#### [Aim]
Scan the records below. List lines holding "code".

-=-=-

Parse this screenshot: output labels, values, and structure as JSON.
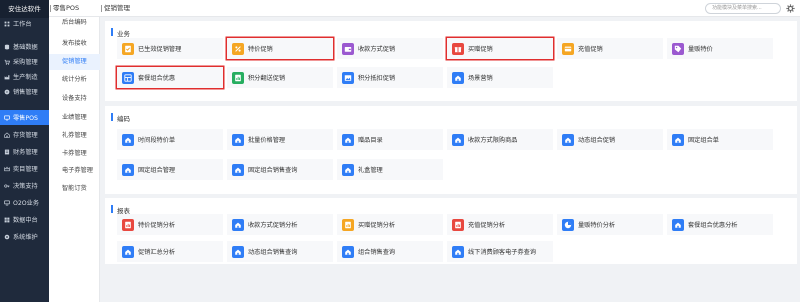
{
  "app": {
    "brand": "安住达软件"
  },
  "colors": {
    "accent": "#2f7df6",
    "sidebar_bg": "#1f2a3c",
    "highlight": "#e02e2e"
  },
  "sidebar": {
    "items": [
      {
        "label": "工作台",
        "icon": "grid-icon"
      },
      {
        "label": "基础数据",
        "icon": "database-icon"
      },
      {
        "label": "采购管理",
        "icon": "cart-icon"
      },
      {
        "label": "生产制造",
        "icon": "factory-icon"
      },
      {
        "label": "销售管理",
        "icon": "coin-icon"
      },
      {
        "label": "零售POS",
        "icon": "monitor-icon"
      },
      {
        "label": "存货管理",
        "icon": "home-icon"
      },
      {
        "label": "财务管理",
        "icon": "ledger-icon"
      },
      {
        "label": "奕目管理",
        "icon": "crown-icon"
      },
      {
        "label": "决策支持",
        "icon": "key-icon"
      },
      {
        "label": "O2O业务",
        "icon": "o2o-icon"
      },
      {
        "label": "数据中台",
        "icon": "data-icon"
      },
      {
        "label": "系统维护",
        "icon": "gear-icon"
      }
    ],
    "active_index": 5
  },
  "subnav": {
    "items": [
      "后台编码",
      "发布接收",
      "促销管理",
      "统计分析",
      "设备支持",
      "业绩管理",
      "礼券管理",
      "卡券管理",
      "电子券管理",
      "智能订货"
    ],
    "active_index": 2
  },
  "topbar": {
    "tabs": [
      "零售POS",
      "促销管理"
    ],
    "search_placeholder": "功能模块及菜单搜索...",
    "settings_icon": "settings-icon"
  },
  "sections": [
    {
      "title": "业务",
      "tiles": [
        {
          "label": "已生效促销管理",
          "icon": "check-doc-icon",
          "color": "#f5a623"
        },
        {
          "label": "特价促销",
          "icon": "percent-icon",
          "color": "#f5a623"
        },
        {
          "label": "收款方式促销",
          "icon": "wallet-icon",
          "color": "#9b59d0"
        },
        {
          "label": "买赠促销",
          "icon": "gift-icon",
          "color": "#e8483f"
        },
        {
          "label": "充值促销",
          "icon": "card-icon",
          "color": "#f5a623"
        },
        {
          "label": "量贩特价",
          "icon": "tag-icon",
          "color": "#9b59d0"
        },
        {
          "label": "套餐组合优惠",
          "icon": "bundle-icon",
          "color": "#2f7df6"
        },
        {
          "label": "积分翻送促销",
          "icon": "chart-doc-icon",
          "color": "#27ae60"
        },
        {
          "label": "积分抵扣促销",
          "icon": "image-icon",
          "color": "#2f7df6"
        },
        {
          "label": "场景营销",
          "icon": "home-icon",
          "color": "#2f7df6"
        }
      ]
    },
    {
      "title": "编码",
      "tiles": [
        {
          "label": "时间段特价单",
          "icon": "home-icon",
          "color": "#2f7df6"
        },
        {
          "label": "批量价格管理",
          "icon": "home-icon",
          "color": "#2f7df6"
        },
        {
          "label": "赠品目录",
          "icon": "home-icon",
          "color": "#2f7df6"
        },
        {
          "label": "收款方式限购商品",
          "icon": "home-icon",
          "color": "#2f7df6"
        },
        {
          "label": "动态组合促销",
          "icon": "home-icon",
          "color": "#2f7df6"
        },
        {
          "label": "固定组合单",
          "icon": "home-icon",
          "color": "#2f7df6"
        },
        {
          "label": "固定组合管理",
          "icon": "home-icon",
          "color": "#2f7df6"
        },
        {
          "label": "固定组合销售查询",
          "icon": "home-icon",
          "color": "#2f7df6"
        },
        {
          "label": "礼盒管理",
          "icon": "home-icon",
          "color": "#2f7df6"
        }
      ]
    },
    {
      "title": "报表",
      "tiles": [
        {
          "label": "特价促销分析",
          "icon": "chart-doc-icon",
          "color": "#e8483f"
        },
        {
          "label": "收款方式促销分析",
          "icon": "home-icon",
          "color": "#2f7df6"
        },
        {
          "label": "买赠促销分析",
          "icon": "chart-doc-icon",
          "color": "#f5a623"
        },
        {
          "label": "充值促销分析",
          "icon": "chart-doc-icon",
          "color": "#e8483f"
        },
        {
          "label": "量贩特价分析",
          "icon": "pie-icon",
          "color": "#2f7df6"
        },
        {
          "label": "套餐组合优惠分析",
          "icon": "home-icon",
          "color": "#2f7df6"
        },
        {
          "label": "促销汇总分析",
          "icon": "home-icon",
          "color": "#2f7df6"
        },
        {
          "label": "动态组合销售查询",
          "icon": "home-icon",
          "color": "#2f7df6"
        },
        {
          "label": "组合销售查询",
          "icon": "home-icon",
          "color": "#2f7df6"
        },
        {
          "label": "线下消费顾客电子券查询",
          "icon": "home-icon",
          "color": "#2f7df6"
        }
      ]
    }
  ],
  "highlighted_tiles": [
    "特价促销",
    "买赠促销",
    "套餐组合优惠"
  ]
}
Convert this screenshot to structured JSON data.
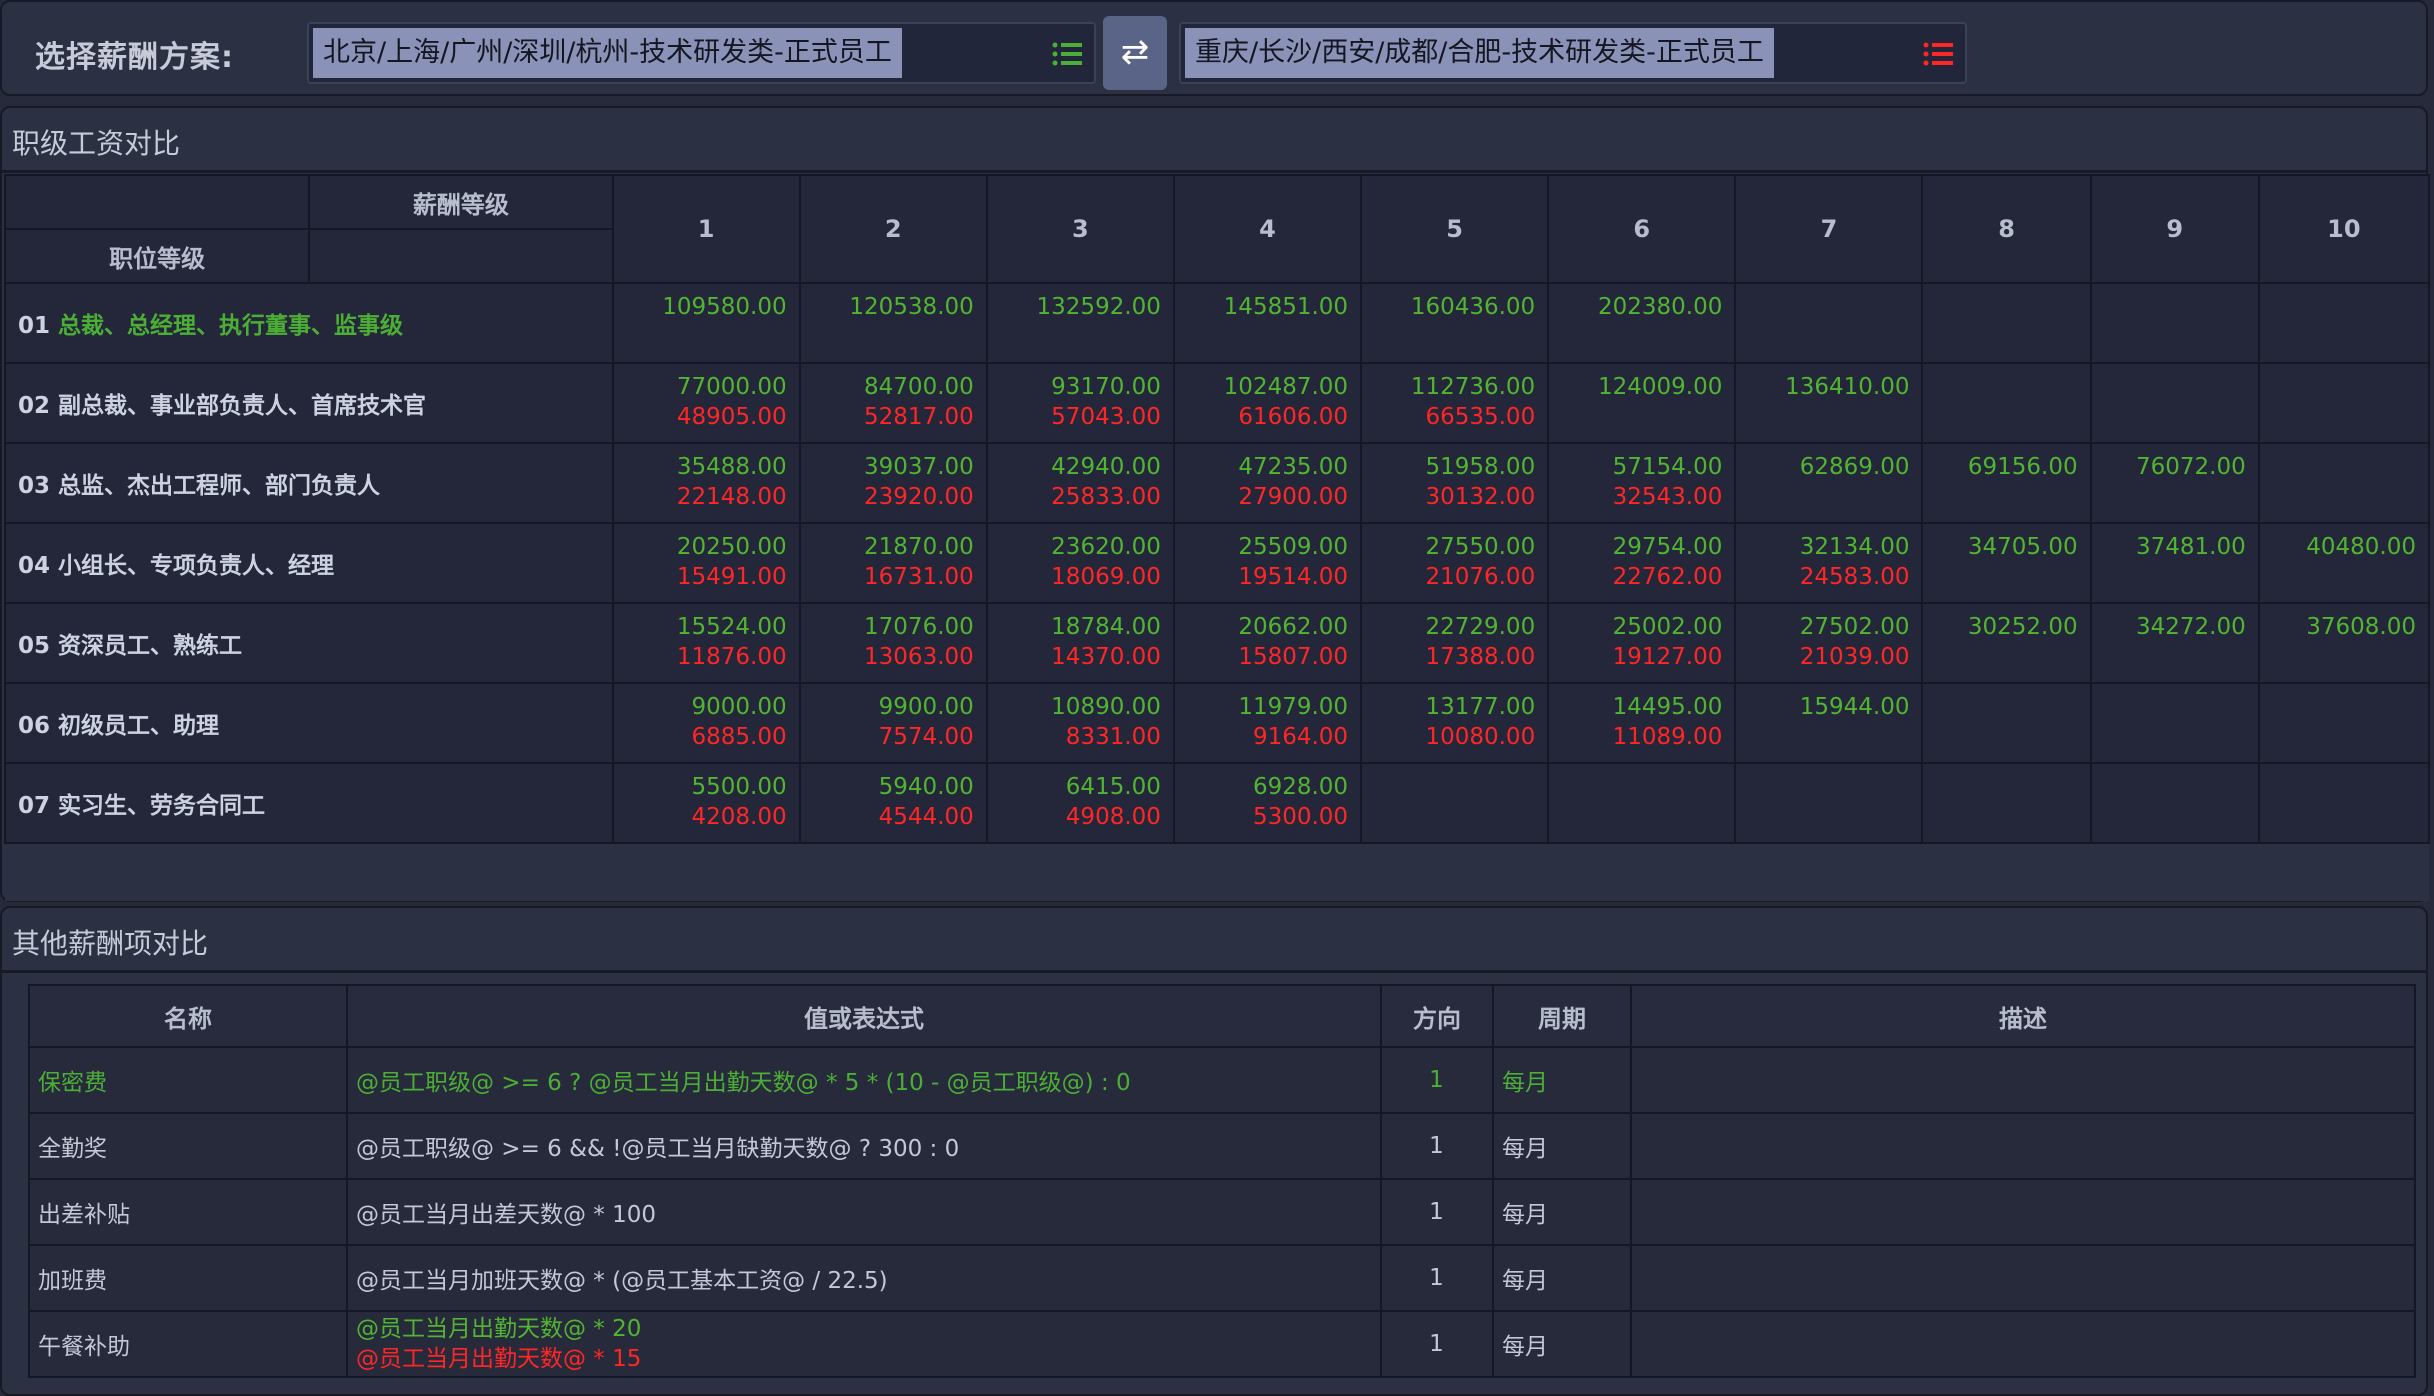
{
  "header": {
    "label": "选择薪酬方案:",
    "plan_left": "北京/上海/广州/深圳/杭州-技术研发类-正式员工",
    "plan_left_icon": "list-icon",
    "plan_left_icon_color": "#4caf35",
    "swap_icon": "⇄",
    "plan_right": "重庆/长沙/西安/成都/合肥-技术研发类-正式员工",
    "plan_right_icon": "list-icon",
    "plan_right_icon_color": "#ff2626"
  },
  "grade_panel": {
    "title": "职级工资对比",
    "corner_top": "薪酬等级",
    "corner_bottom": "职位等级",
    "levels": [
      "1",
      "2",
      "3",
      "4",
      "5",
      "6",
      "7",
      "8",
      "9",
      "10"
    ],
    "rows": [
      {
        "code": "01",
        "name": "总裁、总经理、执行董事、监事级",
        "highlight": true,
        "left": [
          "109580.00",
          "120538.00",
          "132592.00",
          "145851.00",
          "160436.00",
          "202380.00",
          "",
          "",
          "",
          ""
        ],
        "right": [
          "",
          "",
          "",
          "",
          "",
          "",
          "",
          "",
          "",
          ""
        ]
      },
      {
        "code": "02",
        "name": "副总裁、事业部负责人、首席技术官",
        "highlight": false,
        "left": [
          "77000.00",
          "84700.00",
          "93170.00",
          "102487.00",
          "112736.00",
          "124009.00",
          "136410.00",
          "",
          "",
          ""
        ],
        "right": [
          "48905.00",
          "52817.00",
          "57043.00",
          "61606.00",
          "66535.00",
          "",
          "",
          "",
          "",
          ""
        ]
      },
      {
        "code": "03",
        "name": "总监、杰出工程师、部门负责人",
        "highlight": false,
        "left": [
          "35488.00",
          "39037.00",
          "42940.00",
          "47235.00",
          "51958.00",
          "57154.00",
          "62869.00",
          "69156.00",
          "76072.00",
          ""
        ],
        "right": [
          "22148.00",
          "23920.00",
          "25833.00",
          "27900.00",
          "30132.00",
          "32543.00",
          "",
          "",
          "",
          ""
        ]
      },
      {
        "code": "04",
        "name": "小组长、专项负责人、经理",
        "highlight": false,
        "left": [
          "20250.00",
          "21870.00",
          "23620.00",
          "25509.00",
          "27550.00",
          "29754.00",
          "32134.00",
          "34705.00",
          "37481.00",
          "40480.00"
        ],
        "right": [
          "15491.00",
          "16731.00",
          "18069.00",
          "19514.00",
          "21076.00",
          "22762.00",
          "24583.00",
          "",
          "",
          ""
        ]
      },
      {
        "code": "05",
        "name": "资深员工、熟练工",
        "highlight": false,
        "left": [
          "15524.00",
          "17076.00",
          "18784.00",
          "20662.00",
          "22729.00",
          "25002.00",
          "27502.00",
          "30252.00",
          "34272.00",
          "37608.00"
        ],
        "right": [
          "11876.00",
          "13063.00",
          "14370.00",
          "15807.00",
          "17388.00",
          "19127.00",
          "21039.00",
          "",
          "",
          ""
        ]
      },
      {
        "code": "06",
        "name": "初级员工、助理",
        "highlight": false,
        "left": [
          "9000.00",
          "9900.00",
          "10890.00",
          "11979.00",
          "13177.00",
          "14495.00",
          "15944.00",
          "",
          "",
          ""
        ],
        "right": [
          "6885.00",
          "7574.00",
          "8331.00",
          "9164.00",
          "10080.00",
          "11089.00",
          "",
          "",
          "",
          ""
        ]
      },
      {
        "code": "07",
        "name": "实习生、劳务合同工",
        "highlight": false,
        "left": [
          "5500.00",
          "5940.00",
          "6415.00",
          "6928.00",
          "",
          "",
          "",
          "",
          "",
          ""
        ],
        "right": [
          "4208.00",
          "4544.00",
          "4908.00",
          "5300.00",
          "",
          "",
          "",
          "",
          "",
          ""
        ]
      }
    ]
  },
  "other_panel": {
    "title": "其他薪酬项对比",
    "headers": {
      "name": "名称",
      "expr": "值或表达式",
      "direction": "方向",
      "period": "周期",
      "desc": "描述"
    },
    "rows": [
      {
        "name": "保密费",
        "style": "green",
        "expr": "@员工职级@ >= 6 ? @员工当月出勤天数@ * 5 * (10 - @员工职级@) : 0",
        "expr2": "",
        "direction": "1",
        "period": "每月",
        "desc": ""
      },
      {
        "name": "全勤奖",
        "style": "normal",
        "expr": "@员工职级@ >= 6  && !@员工当月缺勤天数@ ? 300 : 0",
        "expr2": "",
        "direction": "1",
        "period": "每月",
        "desc": ""
      },
      {
        "name": "出差补贴",
        "style": "normal",
        "expr": "@员工当月出差天数@ * 100",
        "expr2": "",
        "direction": "1",
        "period": "每月",
        "desc": ""
      },
      {
        "name": "加班费",
        "style": "normal",
        "expr": "@员工当月加班天数@ * (@员工基本工资@ / 22.5)",
        "expr2": "",
        "direction": "1",
        "period": "每月",
        "desc": ""
      },
      {
        "name": "午餐补助",
        "style": "split",
        "expr": "@员工当月出勤天数@ * 20",
        "expr2": "@员工当月出勤天数@ * 15",
        "direction": "1",
        "period": "每月",
        "desc": ""
      }
    ]
  },
  "colors": {
    "left_plan": "#52b531",
    "right_plan": "#ff2626",
    "background": "#262a3b"
  }
}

-=-=-

#### [The response]
        "code": "01",
        "code": "02",
        "code": "03",
        "code": "04",
        "code": "05",
        "code": "06",
        "code": "07",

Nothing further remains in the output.